• Directions for this task: Scan the entries below for the word "Grange". Copy each line that has it.

— BEGIN —

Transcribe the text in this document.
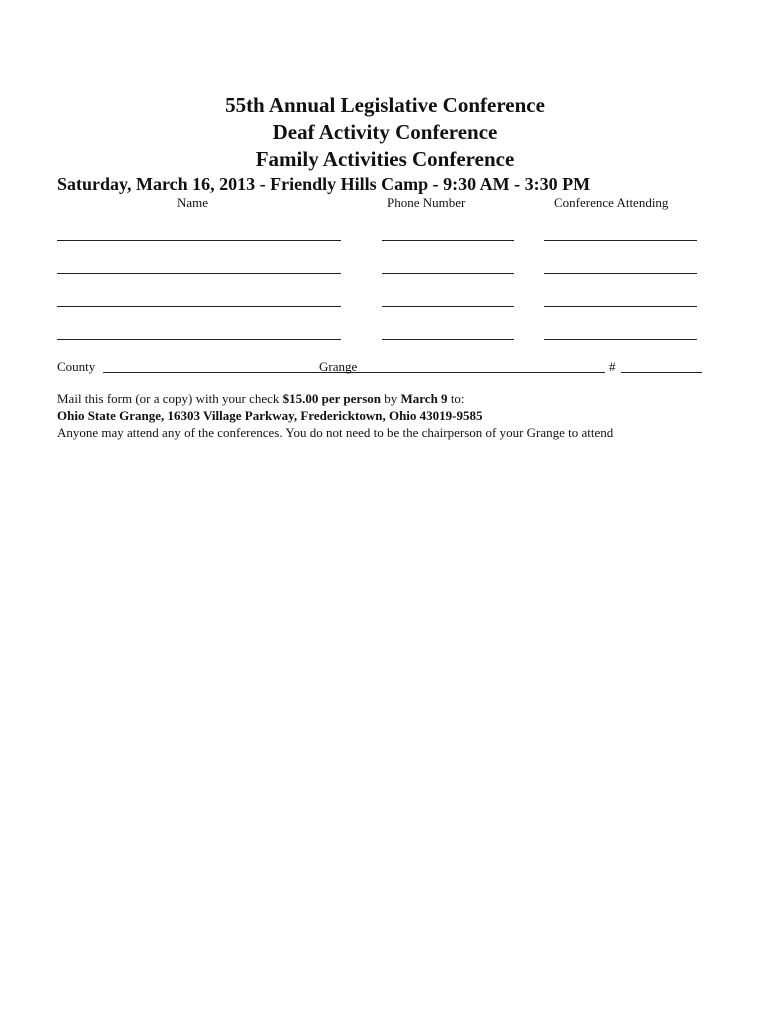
55th Annual Legislative Conference
Deaf Activity Conference
Family Activities Conference
Saturday, March 16, 2013 - Friendly Hills Camp - 9:30 AM - 3:30 PM
Name	Phone Number	Conference Attending
County	Grange	#
Mail this form (or a copy) with your check $15.00 per person by March 9 to:
Ohio State Grange, 16303 Village Parkway, Fredericktown, Ohio 43019-9585
Anyone may attend any of the conferences. You do not need to be the chairperson of your Grange to attend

— END —

• Exercise answer:
County	Grange	#
Ohio State Grange, 16303 Village Parkway, Fredericktown, Ohio 43019-9585
Anyone may attend any of the conferences. You do not need to be the chairperson of your Grange to attend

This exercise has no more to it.